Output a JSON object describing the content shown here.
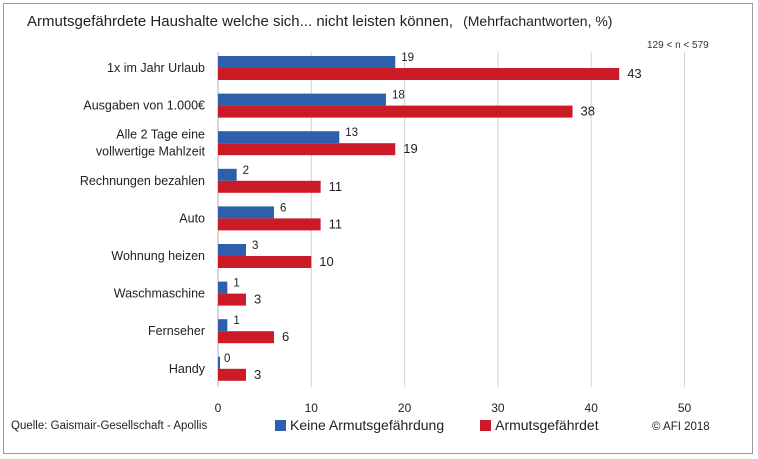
{
  "title": "Armutsgefährdete Haushalte welche sich... nicht leisten können,",
  "subtitle": "(Mehrfachantworten, %)",
  "sample_note": "129 < n < 579",
  "source": "Quelle: Gaismair-Gesellschaft - Apollis",
  "copyright": "© AFI 2018",
  "colors": {
    "blue": "#2e5fad",
    "red": "#cc1a27",
    "grid": "#d4d4d4"
  },
  "chart_data": {
    "type": "bar",
    "orientation": "horizontal",
    "categories": [
      [
        "1x im Jahr Urlaub"
      ],
      [
        "Ausgaben von 1.000€"
      ],
      [
        "Alle 2 Tage eine",
        "vollwertige Mahlzeit"
      ],
      [
        "Rechnungen bezahlen"
      ],
      [
        "Auto"
      ],
      [
        "Wohnung heizen"
      ],
      [
        "Waschmaschine"
      ],
      [
        "Fernseher"
      ],
      [
        "Handy"
      ]
    ],
    "series": [
      {
        "name": "Keine Armutsgefährdung",
        "color": "#2e5fad",
        "values": [
          19,
          18,
          13,
          2,
          6,
          3,
          1,
          1,
          0
        ]
      },
      {
        "name": "Armutsgefährdet",
        "color": "#cc1a27",
        "values": [
          43,
          38,
          19,
          11,
          11,
          10,
          3,
          6,
          3
        ]
      }
    ],
    "xlim": [
      0,
      50
    ],
    "xticks": [
      "0",
      "10",
      "20",
      "30",
      "40",
      "50"
    ],
    "grid": true,
    "legend_position": "bottom"
  }
}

■ **Set problem**
Output the material word for word, omitting its pictures.

■ **Full response**
Output a JSON object describing the content shown here.
{
  "title": "Armutsgefährdete Haushalte welche sich... nicht leisten können,",
  "subtitle": "(Mehrfachantworten, %)",
  "sample_note": "129 < n < 579",
  "source": "Quelle: Gaismair-Gesellschaft - Apollis",
  "copyright": "© AFI 2018",
  "colors": {
    "blue": "#2e5fad",
    "red": "#cc1a27",
    "grid": "#d4d4d4"
  },
  "chart_data": {
    "type": "bar",
    "orientation": "horizontal",
    "categories": [
      [
        "1x im Jahr Urlaub"
      ],
      [
        "Ausgaben von 1.000€"
      ],
      [
        "Alle 2 Tage eine",
        "vollwertige Mahlzeit"
      ],
      [
        "Rechnungen bezahlen"
      ],
      [
        "Auto"
      ],
      [
        "Wohnung heizen"
      ],
      [
        "Waschmaschine"
      ],
      [
        "Fernseher"
      ],
      [
        "Handy"
      ]
    ],
    "series": [
      {
        "name": "Keine Armutsgefährdung",
        "color": "#2e5fad",
        "values": [
          19,
          18,
          13,
          2,
          6,
          3,
          1,
          1,
          0
        ]
      },
      {
        "name": "Armutsgefährdet",
        "color": "#cc1a27",
        "values": [
          43,
          38,
          19,
          11,
          11,
          10,
          3,
          6,
          3
        ]
      }
    ],
    "xlim": [
      0,
      50
    ],
    "xticks": [
      "0",
      "10",
      "20",
      "30",
      "40",
      "50"
    ],
    "grid": true,
    "legend_position": "bottom"
  }
}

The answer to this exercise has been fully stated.